Saved data entries:
....................
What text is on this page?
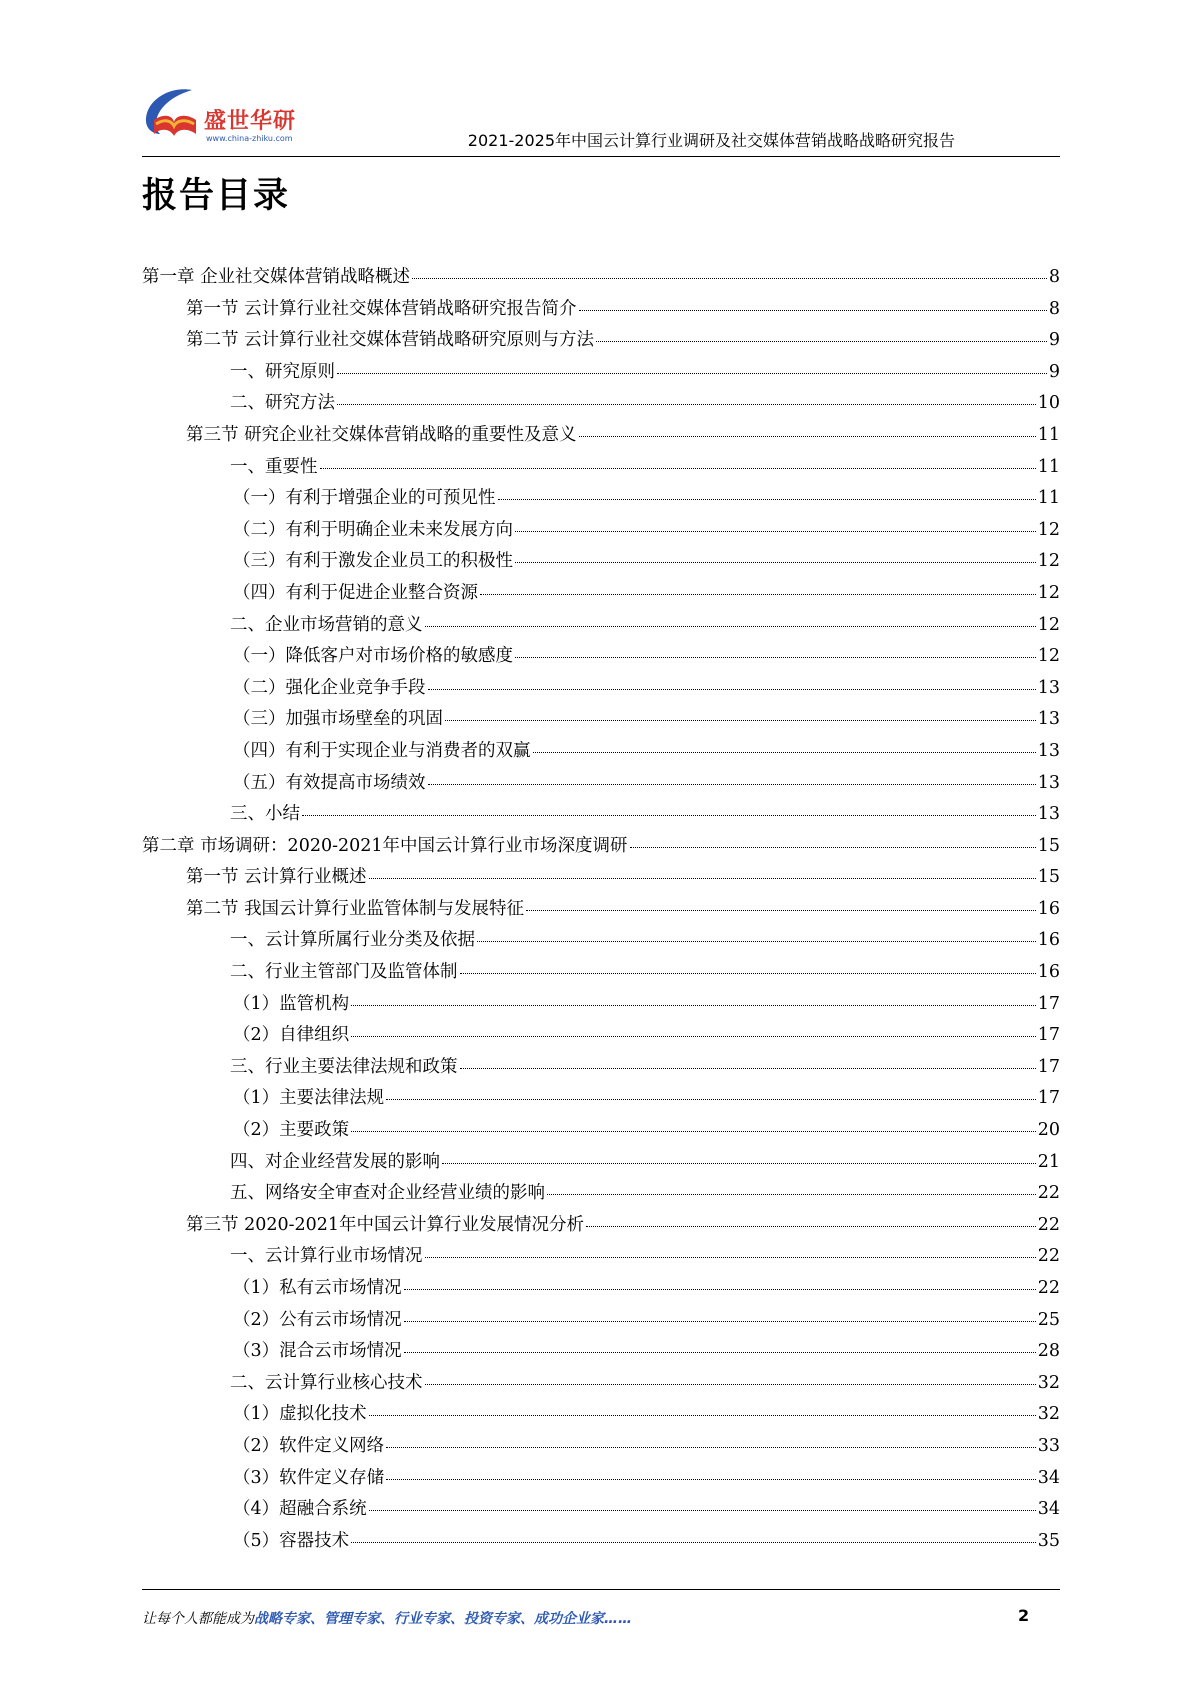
盛世华研
www.china-zhiku.com	2021-2025年中国云计算行业调研及社交媒体营销战略战略研究报告
报告目录
第一章 企业社交媒体营销战略概述	8
第一节 云计算行业社交媒体营销战略研究报告简介	8
第二节 云计算行业社交媒体营销战略研究原则与方法	9
一、研究原则	9
二、研究方法	10
第三节 研究企业社交媒体营销战略的重要性及意义	11
一、重要性	11
（一）有利于增强企业的可预见性	11
（二）有利于明确企业未来发展方向	12
（三）有利于激发企业员工的积极性	12
（四）有利于促进企业整合资源	12
二、企业市场营销的意义	12
（一）降低客户对市场价格的敏感度	12
（二）强化企业竞争手段	13
（三）加强市场壁垒的巩固	13
（四）有利于实现企业与消费者的双赢	13
（五）有效提高市场绩效	13
三、小结	13
第二章 市场调研：2020-2021年中国云计算行业市场深度调研	15
第一节 云计算行业概述	15
第二节 我国云计算行业监管体制与发展特征	16
一、云计算所属行业分类及依据	16
二、行业主管部门及监管体制	16
（1）监管机构	17
（2）自律组织	17
三、行业主要法律法规和政策	17
（1）主要法律法规	17
（2）主要政策	20
四、对企业经营发展的影响	21
五、网络安全审查对企业经营业绩的影响	22
第三节 2020-2021年中国云计算行业发展情况分析	22
一、云计算行业市场情况	22
（1）私有云市场情况	22
（2）公有云市场情况	25
（3）混合云市场情况	28
二、云计算行业核心技术	32
（1）虚拟化技术	32
（2）软件定义网络	33
（3）软件定义存储	34
（4）超融合系统	34
（5）容器技术	35
让每个人都能成为战略专家、管理专家、行业专家、投资专家、成功企业家……	2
....................
▶ [DIRECTIONS FOR THIS TASK]
Without the pictures, return all the records precisely as they stand.

▶ [EXPECTED ANSWER]
What text is on this page?
盛世华研
www.china-zhiku.com	2021-2025年中国云计算行业调研及社交媒体营销战略战略研究报告
报告目录
第一章 企业社交媒体营销战略概述	8
第一节 云计算行业社交媒体营销战略研究报告简介	8
第二节 云计算行业社交媒体营销战略研究原则与方法	9
一、研究原则	9
二、研究方法	10
第三节 研究企业社交媒体营销战略的重要性及意义	11
一、重要性	11
（一）有利于增强企业的可预见性	11
（二）有利于明确企业未来发展方向	12
（三）有利于激发企业员工的积极性	12
（四）有利于促进企业整合资源	12
二、企业市场营销的意义	12
（一）降低客户对市场价格的敏感度	12
（二）强化企业竞争手段	13
（三）加强市场壁垒的巩固	13
（四）有利于实现企业与消费者的双赢	13
（五）有效提高市场绩效	13
三、小结	13
第二章 市场调研：2020-2021年中国云计算行业市场深度调研	15
第一节 云计算行业概述	15
第二节 我国云计算行业监管体制与发展特征	16
一、云计算所属行业分类及依据	16
二、行业主管部门及监管体制	16
（1）监管机构	17
（2）自律组织	17
三、行业主要法律法规和政策	17
（1）主要法律法规	17
（2）主要政策	20
四、对企业经营发展的影响	21
五、网络安全审查对企业经营业绩的影响	22
第三节 2020-2021年中国云计算行业发展情况分析	22
一、云计算行业市场情况	22
（1）私有云市场情况	22
（2）公有云市场情况	25
（3）混合云市场情况	28
二、云计算行业核心技术	32
（1）虚拟化技术	32
（2）软件定义网络	33
（3）软件定义存储	34
（4）超融合系统	34
（5）容器技术	35
让每个人都能成为战略专家、管理专家、行业专家、投资专家、成功企业家……	2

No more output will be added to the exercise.